**REQUESTS**
• 1. Write out everything in the Montana hunting article from "By some estimates, the" down to "his early 60s.", word for word.
• 2. Pick up the article on aging Montana landowners and hunting access after its final sentence and carry it forward.

**TEXT PASSAGE**
--*--

GLENDIVE -- In Dawson County, an eastern Montana expanse of rough coulees and sprawling wheat fields along the Yellowstone River, nearly one in five residents is 65 or older. In Daniels and Sheridan counties, in the state's northeast corner, nearly one in four is 65 or older. Many of Montana's rural counties hold an aging population.


While that demographic detail may not seem of much relevance to sportsmen, it has implications that could change the face of Montana hunting.

Already, elderly landowners are putting property up for sale, and the most eager buyers are well-heeled recreation buyers.

When hobby ranchers buy properties for their exclusive playground, resident hunters find themselves locked out of ranches and farms they grew up hunting on, the places that were opened to them with just a knock on the ranch house door.

"I'm seeing farms and ranches where the owners are to the point where they're starting to tip over," says Dawson County rancher Lowell Stevenson, in blunt fashion. "They're dying out. And the land is being sold and it's being bought by out-of-staters."

The new owners aren't particularly worried about paying for the land based on wheat and cattle prices, Stevenson says.

"They don't care what the land sells for," he says. "If it's got hunting on it they'll buy it at any price."

By some estimates, the next decade will bring a watershed change in land ownership in the Rocky Mountain West.

"I would expect somewhere between 50 and 60 percent ownership turnover of land in the next 10 years," says Roy Roath, an associate professor of range science at Colorado State University.

He points to a CSU survey a few years ago that found the average mountain state rancher was in his early 60s.

Low beef and grain prices in recent years coupled with a drought entering its fifth year in parts of the West are also taking a toll.

"It's tougher and tougher to be a rancher now," Roath says. "It just is. The economic things are against you. Even in the good years, they're only slightly above cost. Livestock alone won't make a ranch profitable."

On the other hand, land prices continue to escalate, spurred by demand from recreational and investment buyers.

--*--

**DATA SECTION**

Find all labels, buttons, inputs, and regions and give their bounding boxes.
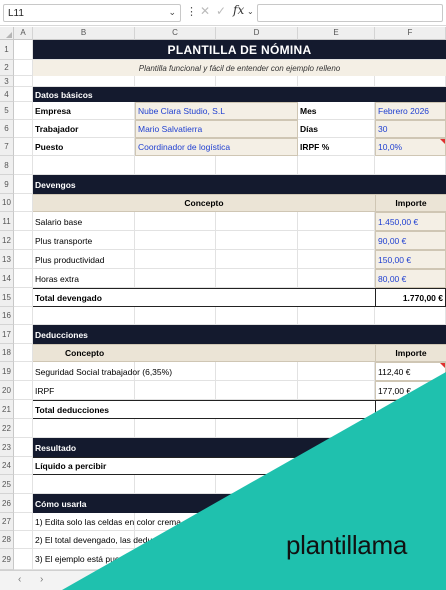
dias-value[interactable]: 30 bbox=[375, 120, 446, 138]
devengos-col-importe[interactable]: Importe bbox=[375, 194, 446, 212]
deduccion-importe-2[interactable]: 177,00 € bbox=[375, 381, 446, 400]
formula-input[interactable] bbox=[257, 4, 443, 22]
mes-label[interactable]: Mes bbox=[298, 102, 375, 120]
chevron-down-icon[interactable]: ⌄ bbox=[247, 7, 254, 16]
sheet-subtitle[interactable]: Plantilla funcional y fácil de entender … bbox=[33, 60, 446, 76]
row-header-29[interactable]: 29 bbox=[0, 549, 14, 570]
empresa-value[interactable]: Nube Clara Studio, S.L bbox=[135, 102, 298, 120]
total-deducciones-value[interactable] bbox=[375, 400, 446, 419]
row-header-18[interactable]: 18 bbox=[0, 344, 14, 362]
row-header-8[interactable]: 8 bbox=[0, 156, 14, 175]
como-step-1[interactable]: 1) Edita solo las celdas en color crema. bbox=[33, 513, 446, 531]
select-all-corner[interactable] bbox=[0, 27, 14, 40]
total-devengado-label[interactable]: Total devengado bbox=[33, 288, 375, 307]
chevron-down-icon[interactable]: ⌄ bbox=[168, 7, 176, 18]
section-header-como[interactable]: Cómo usarla bbox=[33, 494, 446, 513]
function-icon[interactable]: fx bbox=[233, 3, 244, 17]
row-header-13[interactable]: 13 bbox=[0, 250, 14, 269]
row-header-16[interactable]: 16 bbox=[0, 307, 14, 325]
row-header-11[interactable]: 11 bbox=[0, 212, 14, 231]
name-box-value: L11 bbox=[8, 8, 24, 19]
devengo-importe-4[interactable]: 80,00 € bbox=[375, 269, 446, 288]
total-deducciones-label[interactable]: Total deducciones bbox=[33, 400, 375, 419]
column-header-a[interactable]: A bbox=[14, 27, 33, 40]
column-header-c[interactable]: C bbox=[135, 27, 216, 40]
total-devengado-value[interactable]: 1.770,00 € bbox=[375, 288, 446, 307]
column-header-f[interactable]: F bbox=[375, 27, 446, 40]
puesto-value[interactable]: Coordinador de logística bbox=[135, 138, 298, 156]
irpf-value[interactable]: 10,0% bbox=[375, 138, 446, 156]
cancel-icon[interactable]: ✕ bbox=[200, 4, 210, 18]
row-header-27[interactable]: 27 bbox=[0, 513, 14, 531]
section-header-resultado[interactable]: Resultado bbox=[33, 438, 446, 457]
brand-logo: plantillama bbox=[286, 530, 407, 560]
sheet-tab-bar: ‹ › bbox=[0, 570, 446, 590]
row-header-25[interactable]: 25 bbox=[0, 475, 14, 494]
puesto-label[interactable]: Puesto bbox=[33, 138, 135, 156]
column-header-b[interactable]: B bbox=[33, 27, 135, 40]
row-header-14[interactable]: 14 bbox=[0, 269, 14, 288]
row-header-22[interactable]: 22 bbox=[0, 419, 14, 438]
column-header-d[interactable]: D bbox=[216, 27, 298, 40]
empresa-label[interactable]: Empresa bbox=[33, 102, 135, 120]
devengo-concepto-3[interactable]: Plus productividad bbox=[33, 250, 375, 269]
section-header-deducciones[interactable]: Deducciones bbox=[33, 325, 446, 344]
deducciones-col-concepto-text: Concepto bbox=[65, 348, 105, 358]
deducciones-col-importe[interactable]: Importe bbox=[375, 344, 446, 362]
section-header-devengos[interactable]: Devengos bbox=[33, 175, 446, 194]
trabajador-value[interactable]: Mario Salvatierra bbox=[135, 120, 298, 138]
deduccion-concepto-1[interactable]: Seguridad Social trabajador (6,35%) bbox=[33, 362, 375, 381]
row-header-7[interactable]: 7 bbox=[0, 138, 14, 156]
sheet-title[interactable]: PLANTILLA DE NÓMINA bbox=[33, 40, 446, 59]
section-header-datos[interactable]: Datos básicos bbox=[33, 87, 446, 102]
trabajador-label[interactable]: Trabajador bbox=[33, 120, 135, 138]
row-header-20[interactable]: 20 bbox=[0, 381, 14, 400]
row-header-2[interactable]: 2 bbox=[0, 60, 14, 76]
row-header-12[interactable]: 12 bbox=[0, 231, 14, 250]
formula-bar: L11 ⌄ ⋮ ✕ ✓ fx ⌄ bbox=[0, 0, 446, 26]
row-header-9[interactable]: 9 bbox=[0, 175, 14, 194]
row-header-19[interactable]: 19 bbox=[0, 362, 14, 381]
column-header-e[interactable]: E bbox=[298, 27, 375, 40]
row-header-28[interactable]: 28 bbox=[0, 531, 14, 549]
chevron-left-icon[interactable]: ‹ bbox=[18, 574, 21, 585]
deduccion-importe-1[interactable]: 112,40 € bbox=[375, 362, 446, 381]
more-options-icon[interactable]: ⋮ bbox=[186, 5, 197, 18]
confirm-icon[interactable]: ✓ bbox=[216, 4, 226, 18]
devengo-concepto-2[interactable]: Plus transporte bbox=[33, 231, 375, 250]
name-box[interactable]: L11 ⌄ bbox=[3, 4, 181, 22]
row-header-24[interactable]: 24 bbox=[0, 457, 14, 475]
row-header-5[interactable]: 5 bbox=[0, 102, 14, 120]
row-header-10[interactable]: 10 bbox=[0, 194, 14, 212]
deducciones-col-concepto[interactable]: Concepto bbox=[33, 344, 375, 362]
chevron-right-icon[interactable]: › bbox=[40, 574, 43, 585]
mes-value[interactable]: Febrero 2026 bbox=[375, 102, 446, 120]
devengo-importe-3[interactable]: 150,00 € bbox=[375, 250, 446, 269]
devengo-importe-1[interactable]: 1.450,00 € bbox=[375, 212, 446, 231]
devengo-concepto-1[interactable]: Salario base bbox=[33, 212, 375, 231]
row-header-3[interactable]: 3 bbox=[0, 76, 14, 87]
devengo-importe-2[interactable]: 90,00 € bbox=[375, 231, 446, 250]
row-header-15[interactable]: 15 bbox=[0, 288, 14, 307]
row-header-21[interactable]: 21 bbox=[0, 400, 14, 419]
devengo-concepto-4[interactable]: Horas extra bbox=[33, 269, 375, 288]
row-header-26[interactable]: 26 bbox=[0, 494, 14, 513]
row-header-17[interactable]: 17 bbox=[0, 325, 14, 344]
deduccion-concepto-2[interactable]: IRPF bbox=[33, 381, 375, 400]
row-header-6[interactable]: 6 bbox=[0, 120, 14, 138]
row-header-4[interactable]: 4 bbox=[0, 87, 14, 102]
devengos-col-concepto[interactable]: Concepto bbox=[33, 194, 375, 212]
row-header-23[interactable]: 23 bbox=[0, 438, 14, 457]
row-header-1[interactable]: 1 bbox=[0, 40, 14, 60]
liquido-label[interactable]: Líquido a percibir bbox=[33, 457, 446, 475]
dias-label[interactable]: Días bbox=[298, 120, 375, 138]
irpf-label[interactable]: IRPF % bbox=[298, 138, 375, 156]
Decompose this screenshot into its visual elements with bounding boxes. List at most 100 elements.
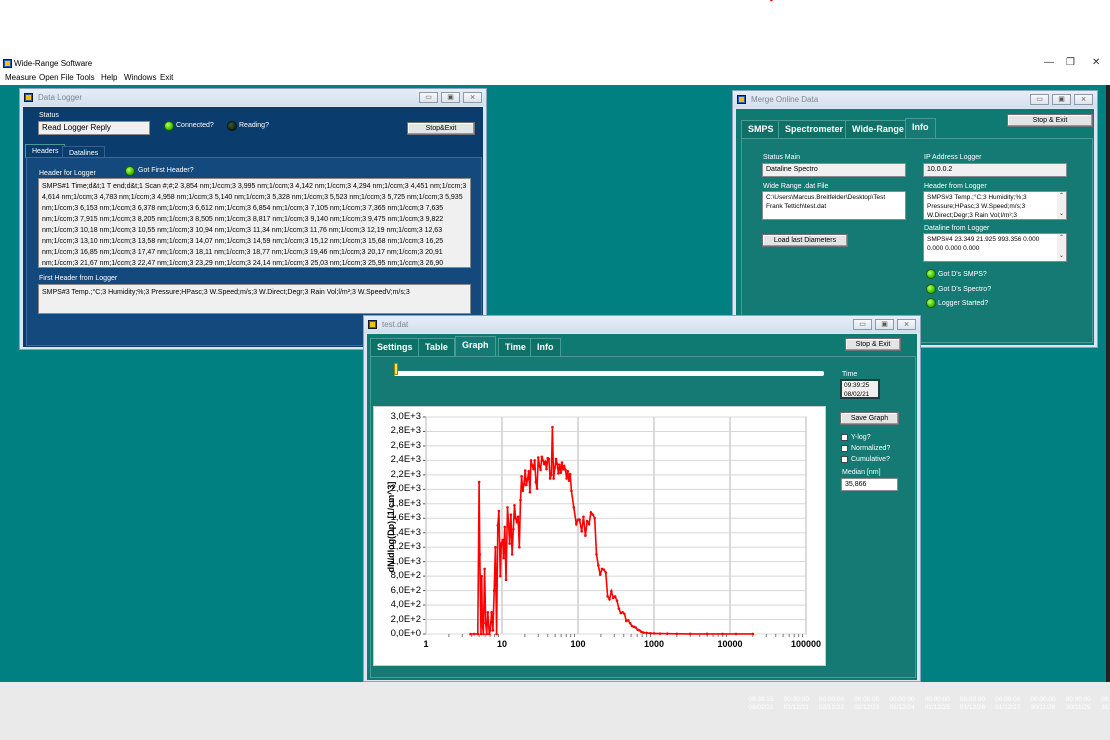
data-point xyxy=(530,464,534,467)
data-point xyxy=(538,464,541,468)
data-point xyxy=(532,467,535,471)
data-point xyxy=(521,489,525,493)
data-point xyxy=(480,574,483,578)
size-distribution-chart xyxy=(423,0,807,637)
data-point xyxy=(514,516,517,520)
data-point xyxy=(528,490,532,494)
data-point xyxy=(666,632,669,636)
y-tick-label: 2,4E+3 xyxy=(390,454,421,466)
data-point xyxy=(628,621,632,625)
data-point xyxy=(519,498,522,502)
data-point xyxy=(552,477,555,480)
data-point xyxy=(487,632,491,636)
data-point xyxy=(527,469,531,473)
data-point xyxy=(535,487,539,490)
data-point xyxy=(641,631,645,634)
data-point xyxy=(549,473,553,477)
data-point xyxy=(582,515,585,519)
data-point xyxy=(518,545,521,549)
data-point xyxy=(500,542,503,545)
data-point xyxy=(506,506,509,509)
y-tick-label: 2,0E+3 xyxy=(390,483,421,495)
data-point xyxy=(472,632,476,636)
data-point xyxy=(591,513,595,516)
data-point xyxy=(610,590,613,593)
data-point xyxy=(548,477,552,480)
data-point xyxy=(512,527,515,531)
data-point xyxy=(575,522,578,526)
data-point xyxy=(617,607,621,610)
y-tick-label: 1,8E+3 xyxy=(390,497,421,509)
data-point xyxy=(479,632,483,636)
data-point xyxy=(482,632,485,636)
data-point xyxy=(649,631,652,635)
y-tick-label: 0,0E+0 xyxy=(390,628,421,639)
data-point xyxy=(510,553,514,556)
data-point xyxy=(491,629,495,632)
y-tick-label: 1,2E+3 xyxy=(390,541,421,553)
data-point xyxy=(606,595,609,598)
data-point xyxy=(634,626,638,629)
data-point xyxy=(483,567,486,571)
x-tick-label: 1 xyxy=(423,639,429,649)
y-tick-label: 2,2E+3 xyxy=(390,468,421,480)
y-tick-label: 1,4E+3 xyxy=(390,526,421,538)
data-point xyxy=(499,574,502,578)
data-point xyxy=(476,632,480,636)
data-point xyxy=(598,573,602,576)
data-point xyxy=(559,471,563,474)
data-point xyxy=(751,632,755,636)
data-point xyxy=(508,542,511,545)
data-point xyxy=(536,456,540,459)
data-point xyxy=(623,612,626,616)
data-point xyxy=(492,589,496,592)
data-point xyxy=(721,632,724,636)
data-point xyxy=(626,618,630,622)
data-point xyxy=(568,472,572,476)
y-axis-label: dN/dlog(Dp) [1/cm^3] xyxy=(386,481,396,573)
x-tick-label: 100 xyxy=(570,639,586,649)
y-tick-label: 2,8E+3 xyxy=(390,425,421,437)
data-point xyxy=(658,632,662,635)
data-point xyxy=(488,629,492,632)
data-point xyxy=(580,529,584,533)
data-point xyxy=(513,503,516,507)
data-point xyxy=(469,632,472,636)
data-point xyxy=(490,611,493,614)
data-point xyxy=(551,425,554,429)
data-point xyxy=(478,553,482,556)
data-point xyxy=(565,477,568,480)
data-point xyxy=(613,595,617,598)
data-point xyxy=(534,480,538,484)
data-point xyxy=(522,482,526,486)
data-point xyxy=(564,468,567,472)
data-point xyxy=(501,538,504,542)
y-tick-label: 8,0E+2 xyxy=(390,570,421,582)
data-point xyxy=(562,464,566,468)
data-point xyxy=(507,522,510,526)
data-point xyxy=(545,467,548,471)
data-point xyxy=(547,457,551,461)
data-point xyxy=(597,563,600,567)
data-point xyxy=(675,632,679,636)
y-tick-label: 3,0E+3 xyxy=(390,411,421,422)
data-point xyxy=(608,597,611,601)
data-point xyxy=(578,518,581,522)
data-point xyxy=(558,463,561,467)
data-point xyxy=(770,0,773,2)
data-point xyxy=(477,480,481,484)
data-point xyxy=(555,462,559,466)
data-point xyxy=(584,534,587,537)
x-tick-label: 10000 xyxy=(717,639,743,649)
x-tick-label: 10 xyxy=(496,639,507,649)
y-tick-label: 1,6E+3 xyxy=(390,512,421,524)
data-point xyxy=(504,578,508,582)
data-point xyxy=(561,467,565,471)
data-point xyxy=(523,469,527,472)
data-point xyxy=(516,515,520,519)
x-tick-label: 100000 xyxy=(790,639,822,649)
data-point xyxy=(484,621,487,625)
y-tick-label: 6,0E+2 xyxy=(390,584,421,596)
data-point xyxy=(566,469,570,473)
data-point xyxy=(533,459,536,462)
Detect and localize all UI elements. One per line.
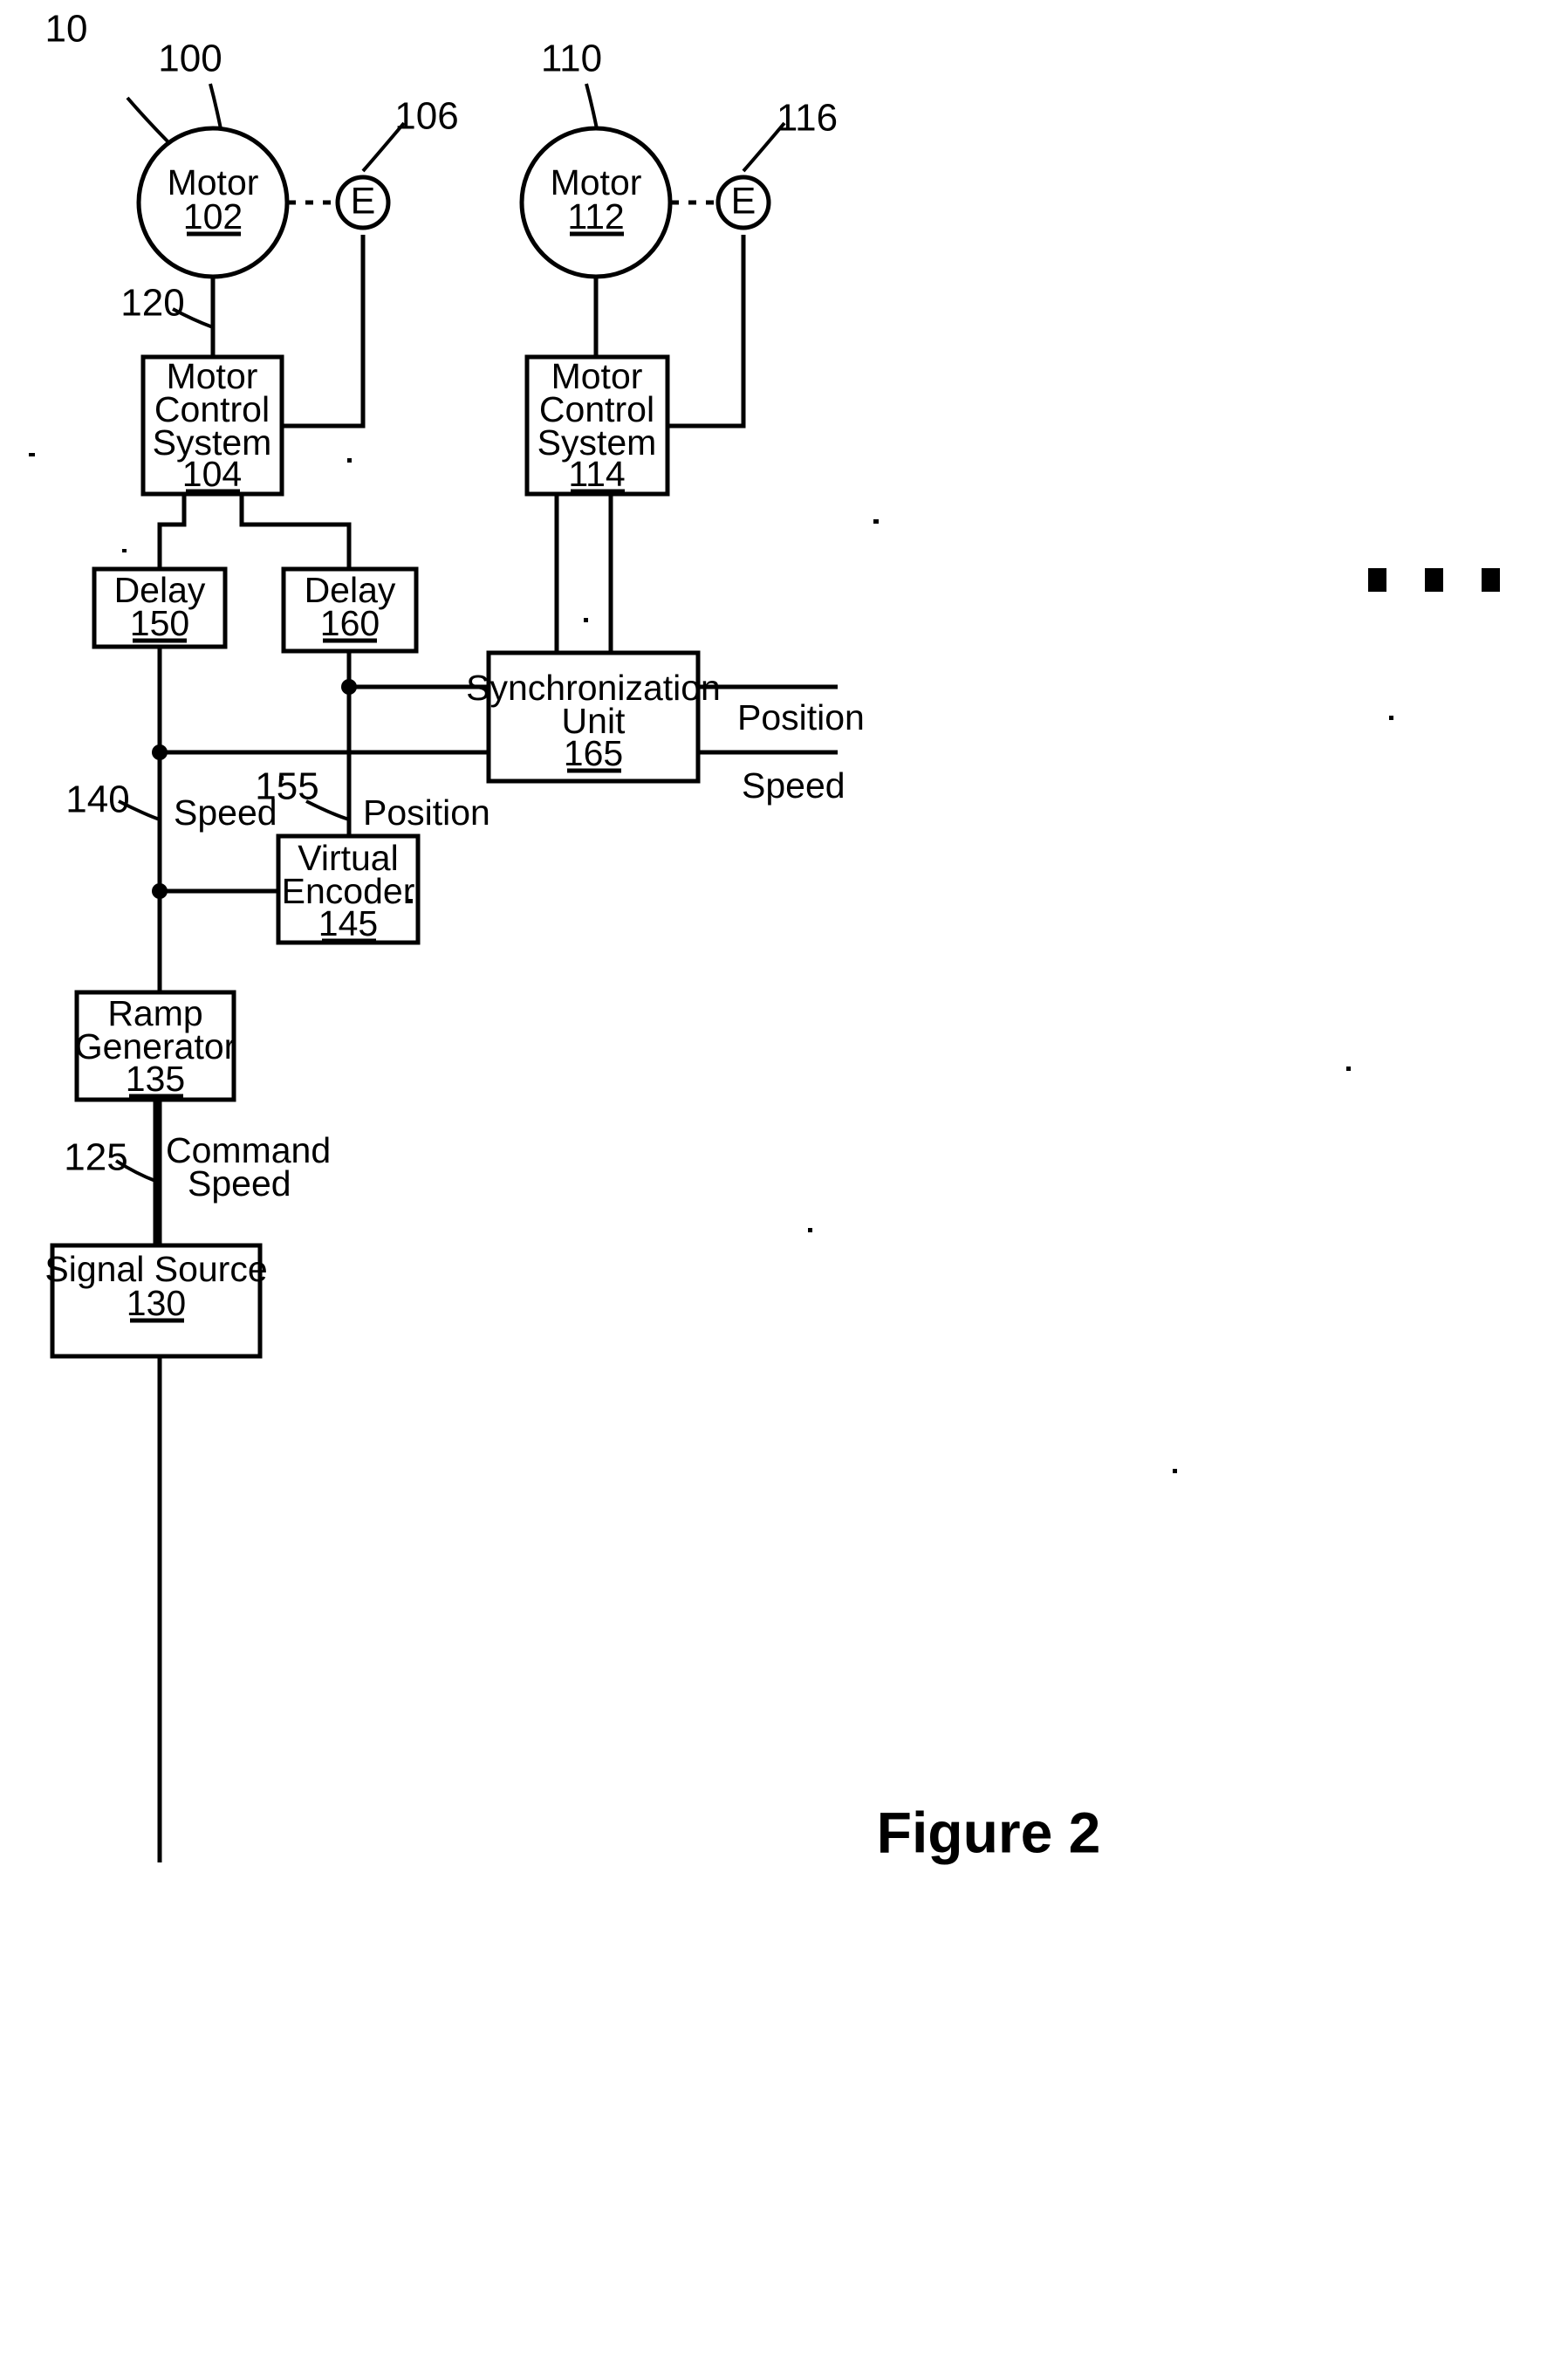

--*--

**RESPONSES IN ORDER**
• 1.
By some estimates, the next decade will bring a watershed change in land ownership in the Rocky Mountain West.

"I would expect somewhere between 50 and 60 percent ownership turnover of land in the next 10 years," says Roy Roath, an associate professor of range science at Colorado State University.

He points to a CSU survey a few years ago that found the average mountain state rancher was in his early 60s.

• 2.
That makes it even harder to keep ranches in the hands of traditional operators, says Dave Johnson, a Bozeman-based real estate broker at Hall and Hall. The ranch brokerage firm, with eight offices from Albuquerque, N.M. to Missoula, does business throughout the Rockies.

Johnson says ranchers have an incredibly deep connection to the land.

"'Lifestyle' is too trite," Johnson says. "It's deeper than that. It's life."

Most would like to keep the land in the family, passing it to their heirs. But the next generation can't afford to buy the land based on its productivity, and inheritance taxes often force a sale after a rancher dies.

Pressured by slim profits, tempted by fat purchase offers, more ranchers are selling out.

And if present trends continue, the new owners often won't be traditional farm operators.

A joint project of the Bozeman-based Yellowstone Heritage Foundation and the Colorado-based Center of the American West is trying to put some numbers behind the anecdotes.

Using methods formulated by University of Colorado geographer Hannah Schneider, the study is looking at ranch sales in counties around Yellowstone National Park, including seven Montana counties.

The study defines a ranch property as one of at least 400 acres operated primarily for agriculture.

In Park County, Montana, for example, about one out of four such properties changed hands from 1990 to 2001. Only 10 percent of buyers were traditional ranchers. Nearly two out of three buyers, 63 percent, were "amenity buyers," says Julia Haggerty, who is doing the research.

Amenity buyers are sometimes called conservation buyers, because they often are interested in preserving land as open space. They're more interested in the scenic and recreation values -- the fishing and hunting -- than in the number of cows the land will support.

And privacy is a prime motivator for their purchase.

"These folks don't need their neighbors, so to speak, and don't even understand the need to communicate," Roath says.

"The whole value sets are different," he says. "I can tell you what happens here in Colorado. As soon as the non-resident owner buys the land the 'no trespassing' signs go up. The first thing you see is the overhead sign announcing, 'I'm here, I have made it.' The next thing you see is the 'no trespassing' signs."

The interest from nontraditional buyers hasn't escaped the notice of Hall and Hall, whose fall 2002 newsletter included the cover story, "Hunting for a hunting ranch."

And while recreation buyers have been active in the western third of Montana for some time, there is increasing interest in plains land.

"Things are different in Glasgow," Roath says. "But their time's coming."

When even remote ranches are targeted by nontraditional buyers, hunters will find private land access still more dificult.

And although 35 percent of Montana is federal and state land, private land has always played a big role in Montana hunting. According to FWP harvest surveys, 70 percent of deer and 80 percent of antelope are taken on private land.

But where private land fits in the future of Montana hunting is an open question.

Stevenson, the Dawson County rancher, is 53 and the third generation to farm the land his grandfather homesteaded in 1908.

His ranch, about five miles from the Yellowstone River, isn't going to get any bigger. The last piece of neighboring property he tried to buy sold for at least twice what it was worth as crop and pasture land, he says.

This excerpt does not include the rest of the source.